● **SHORT TASK**: Please print every record below exactly as it appears.

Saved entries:
------
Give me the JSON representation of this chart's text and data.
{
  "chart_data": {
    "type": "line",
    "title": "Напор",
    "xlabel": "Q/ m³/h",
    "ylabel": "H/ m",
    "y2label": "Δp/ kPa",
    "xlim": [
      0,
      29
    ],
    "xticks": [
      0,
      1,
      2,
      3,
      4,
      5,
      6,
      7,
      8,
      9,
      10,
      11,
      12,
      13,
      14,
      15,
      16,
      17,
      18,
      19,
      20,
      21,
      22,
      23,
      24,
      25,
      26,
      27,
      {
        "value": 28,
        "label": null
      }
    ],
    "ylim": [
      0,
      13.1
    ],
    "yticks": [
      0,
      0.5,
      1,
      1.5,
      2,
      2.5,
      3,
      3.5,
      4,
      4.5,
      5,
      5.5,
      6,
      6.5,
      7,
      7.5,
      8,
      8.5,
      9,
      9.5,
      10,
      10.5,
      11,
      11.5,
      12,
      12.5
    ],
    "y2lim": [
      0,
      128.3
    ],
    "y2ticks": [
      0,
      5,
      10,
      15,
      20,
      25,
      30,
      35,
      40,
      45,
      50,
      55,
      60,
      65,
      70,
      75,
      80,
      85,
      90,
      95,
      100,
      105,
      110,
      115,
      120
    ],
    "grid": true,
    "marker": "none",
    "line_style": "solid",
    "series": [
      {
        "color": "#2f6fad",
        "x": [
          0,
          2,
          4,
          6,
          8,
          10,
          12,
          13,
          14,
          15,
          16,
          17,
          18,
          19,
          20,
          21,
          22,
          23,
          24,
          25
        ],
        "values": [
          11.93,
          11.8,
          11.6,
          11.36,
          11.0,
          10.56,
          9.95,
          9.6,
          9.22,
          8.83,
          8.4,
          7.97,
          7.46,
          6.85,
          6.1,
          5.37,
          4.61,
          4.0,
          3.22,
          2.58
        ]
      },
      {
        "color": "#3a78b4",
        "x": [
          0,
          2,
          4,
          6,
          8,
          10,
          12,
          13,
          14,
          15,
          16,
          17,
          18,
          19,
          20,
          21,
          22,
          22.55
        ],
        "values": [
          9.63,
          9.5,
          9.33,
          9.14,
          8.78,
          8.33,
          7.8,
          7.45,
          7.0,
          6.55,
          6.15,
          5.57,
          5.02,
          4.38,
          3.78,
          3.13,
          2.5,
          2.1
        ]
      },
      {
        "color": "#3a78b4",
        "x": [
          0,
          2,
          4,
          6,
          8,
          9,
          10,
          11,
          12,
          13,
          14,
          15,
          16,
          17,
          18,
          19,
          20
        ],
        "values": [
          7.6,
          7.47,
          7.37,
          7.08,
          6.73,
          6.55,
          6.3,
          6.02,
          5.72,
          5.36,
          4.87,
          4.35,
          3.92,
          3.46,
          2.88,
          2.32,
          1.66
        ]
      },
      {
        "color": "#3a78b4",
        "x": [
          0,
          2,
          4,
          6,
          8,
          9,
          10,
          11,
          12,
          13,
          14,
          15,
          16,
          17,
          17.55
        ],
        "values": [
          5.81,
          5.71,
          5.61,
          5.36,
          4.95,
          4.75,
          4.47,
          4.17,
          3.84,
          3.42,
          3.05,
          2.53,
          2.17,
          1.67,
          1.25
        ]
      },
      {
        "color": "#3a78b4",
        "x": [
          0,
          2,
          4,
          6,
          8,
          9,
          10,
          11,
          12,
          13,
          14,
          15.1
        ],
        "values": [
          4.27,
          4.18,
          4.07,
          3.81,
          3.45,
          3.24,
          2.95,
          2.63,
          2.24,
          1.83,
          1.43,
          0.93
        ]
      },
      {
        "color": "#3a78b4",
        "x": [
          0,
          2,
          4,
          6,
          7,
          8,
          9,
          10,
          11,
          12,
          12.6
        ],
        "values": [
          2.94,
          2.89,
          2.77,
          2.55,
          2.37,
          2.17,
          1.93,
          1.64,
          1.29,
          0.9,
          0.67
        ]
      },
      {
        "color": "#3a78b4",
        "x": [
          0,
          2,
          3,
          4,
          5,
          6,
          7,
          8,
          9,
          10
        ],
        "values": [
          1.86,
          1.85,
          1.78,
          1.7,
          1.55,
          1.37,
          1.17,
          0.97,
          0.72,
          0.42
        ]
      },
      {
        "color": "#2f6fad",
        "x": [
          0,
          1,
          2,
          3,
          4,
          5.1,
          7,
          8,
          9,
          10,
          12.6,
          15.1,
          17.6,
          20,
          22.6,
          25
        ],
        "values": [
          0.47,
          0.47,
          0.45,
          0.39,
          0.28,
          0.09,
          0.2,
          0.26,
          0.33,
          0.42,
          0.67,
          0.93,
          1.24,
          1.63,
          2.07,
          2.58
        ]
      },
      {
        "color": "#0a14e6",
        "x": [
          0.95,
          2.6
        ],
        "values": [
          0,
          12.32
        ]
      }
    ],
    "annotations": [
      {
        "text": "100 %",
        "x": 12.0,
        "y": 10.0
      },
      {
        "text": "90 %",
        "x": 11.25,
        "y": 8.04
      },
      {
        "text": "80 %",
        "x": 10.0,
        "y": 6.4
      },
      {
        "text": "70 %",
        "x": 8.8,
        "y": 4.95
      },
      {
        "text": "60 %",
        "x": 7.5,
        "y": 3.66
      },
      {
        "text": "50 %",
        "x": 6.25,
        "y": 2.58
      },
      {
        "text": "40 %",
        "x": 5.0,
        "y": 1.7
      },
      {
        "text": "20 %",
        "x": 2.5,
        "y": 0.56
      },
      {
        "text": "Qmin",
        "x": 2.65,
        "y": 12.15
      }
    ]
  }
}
------
● **EXERCISE ANSWER**:
Give me the JSON representation of this chart's text and data.
{
  "chart_data": {
    "type": "line",
    "title": "Напор",
    "xlabel": "Q/ m³/h",
    "ylabel": "H/ m",
    "y2label": "Δp/ kPa",
    "xlim": [
      0,
      29
    ],
    "xticks": [
      0,
      1,
      2,
      3,
      4,
      5,
      6,
      7,
      8,
      9,
      10,
      11,
      12,
      13,
      14,
      15,
      16,
      17,
      18,
      19,
      20,
      21,
      22,
      23,
      24,
      25,
      26,
      27,
      {
        "value": 28,
        "label": null
      }
    ],
    "ylim": [
      0,
      13.1
    ],
    "yticks": [
      0,
      0.5,
      1,
      1.5,
      2,
      2.5,
      3,
      3.5,
      4,
      4.5,
      5,
      5.5,
      6,
      6.5,
      7,
      7.5,
      8,
      8.5,
      9,
      9.5,
      10,
      10.5,
      11,
      11.5,
      12,
      12.5
    ],
    "y2lim": [
      0,
      128.3
    ],
    "y2ticks": [
      0,
      5,
      10,
      15,
      20,
      25,
      30,
      35,
      40,
      45,
      50,
      55,
      60,
      65,
      70,
      75,
      80,
      85,
      90,
      95,
      100,
      105,
      110,
      115,
      120
    ],
    "grid": true,
    "marker": "none",
    "line_style": "solid",
    "series": [
      {
        "color": "#2f6fad",
        "x": [
          0,
          2,
          4,
          6,
          8,
          10,
          12,
          13,
          14,
          15,
          16,
          17,
          18,
          19,
          20,
          21,
          22,
          23,
          24,
          25
        ],
        "values": [
          11.93,
          11.8,
          11.6,
          11.36,
          11.0,
          10.56,
          9.95,
          9.6,
          9.22,
          8.83,
          8.4,
          7.97,
          7.46,
          6.85,
          6.1,
          5.37,
          4.61,
          4.0,
          3.22,
          2.58
        ]
      },
      {
        "color": "#3a78b4",
        "x": [
          0,
          2,
          4,
          6,
          8,
          10,
          12,
          13,
          14,
          15,
          16,
          17,
          18,
          19,
          20,
          21,
          22,
          22.55
        ],
        "values": [
          9.63,
          9.5,
          9.33,
          9.14,
          8.78,
          8.33,
          7.8,
          7.45,
          7.0,
          6.55,
          6.15,
          5.57,
          5.02,
          4.38,
          3.78,
          3.13,
          2.5,
          2.1
        ]
      },
      {
        "color": "#3a78b4",
        "x": [
          0,
          2,
          4,
          6,
          8,
          9,
          10,
          11,
          12,
          13,
          14,
          15,
          16,
          17,
          18,
          19,
          20
        ],
        "values": [
          7.6,
          7.47,
          7.37,
          7.08,
          6.73,
          6.55,
          6.3,
          6.02,
          5.72,
          5.36,
          4.87,
          4.35,
          3.92,
          3.46,
          2.88,
          2.32,
          1.66
        ]
      },
      {
        "color": "#3a78b4",
        "x": [
          0,
          2,
          4,
          6,
          8,
          9,
          10,
          11,
          12,
          13,
          14,
          15,
          16,
          17,
          17.55
        ],
        "values": [
          5.81,
          5.71,
          5.61,
          5.36,
          4.95,
          4.75,
          4.47,
          4.17,
          3.84,
          3.42,
          3.05,
          2.53,
          2.17,
          1.67,
          1.25
        ]
      },
      {
        "color": "#3a78b4",
        "x": [
          0,
          2,
          4,
          6,
          8,
          9,
          10,
          11,
          12,
          13,
          14,
          15.1
        ],
        "values": [
          4.27,
          4.18,
          4.07,
          3.81,
          3.45,
          3.24,
          2.95,
          2.63,
          2.24,
          1.83,
          1.43,
          0.93
        ]
      },
      {
        "color": "#3a78b4",
        "x": [
          0,
          2,
          4,
          6,
          7,
          8,
          9,
          10,
          11,
          12,
          12.6
        ],
        "values": [
          2.94,
          2.89,
          2.77,
          2.55,
          2.37,
          2.17,
          1.93,
          1.64,
          1.29,
          0.9,
          0.67
        ]
      },
      {
        "color": "#3a78b4",
        "x": [
          0,
          2,
          3,
          4,
          5,
          6,
          7,
          8,
          9,
          10
        ],
        "values": [
          1.86,
          1.85,
          1.78,
          1.7,
          1.55,
          1.37,
          1.17,
          0.97,
          0.72,
          0.42
        ]
      },
      {
        "color": "#2f6fad",
        "x": [
          0,
          1,
          2,
          3,
          4,
          5.1,
          7,
          8,
          9,
          10,
          12.6,
          15.1,
          17.6,
          20,
          22.6,
          25
        ],
        "values": [
          0.47,
          0.47,
          0.45,
          0.39,
          0.28,
          0.09,
          0.2,
          0.26,
          0.33,
          0.42,
          0.67,
          0.93,
          1.24,
          1.63,
          2.07,
          2.58
        ]
      },
      {
        "color": "#0a14e6",
        "x": [
          0.95,
          2.6
        ],
        "values": [
          0,
          12.32
        ]
      }
    ],
    "annotations": [
      {
        "text": "100 %",
        "x": 12.0,
        "y": 10.0
      },
      {
        "text": "90 %",
        "x": 11.25,
        "y": 8.04
      },
      {
        "text": "80 %",
        "x": 10.0,
        "y": 6.4
      },
      {
        "text": "70 %",
        "x": 8.8,
        "y": 4.95
      },
      {
        "text": "60 %",
        "x": 7.5,
        "y": 3.66
      },
      {
        "text": "50 %",
        "x": 6.25,
        "y": 2.58
      },
      {
        "text": "40 %",
        "x": 5.0,
        "y": 1.7
      },
      {
        "text": "20 %",
        "x": 2.5,
        "y": 0.56
      },
      {
        "text": "Qmin",
        "x": 2.65,
        "y": 12.15
      }
    ]
  }
}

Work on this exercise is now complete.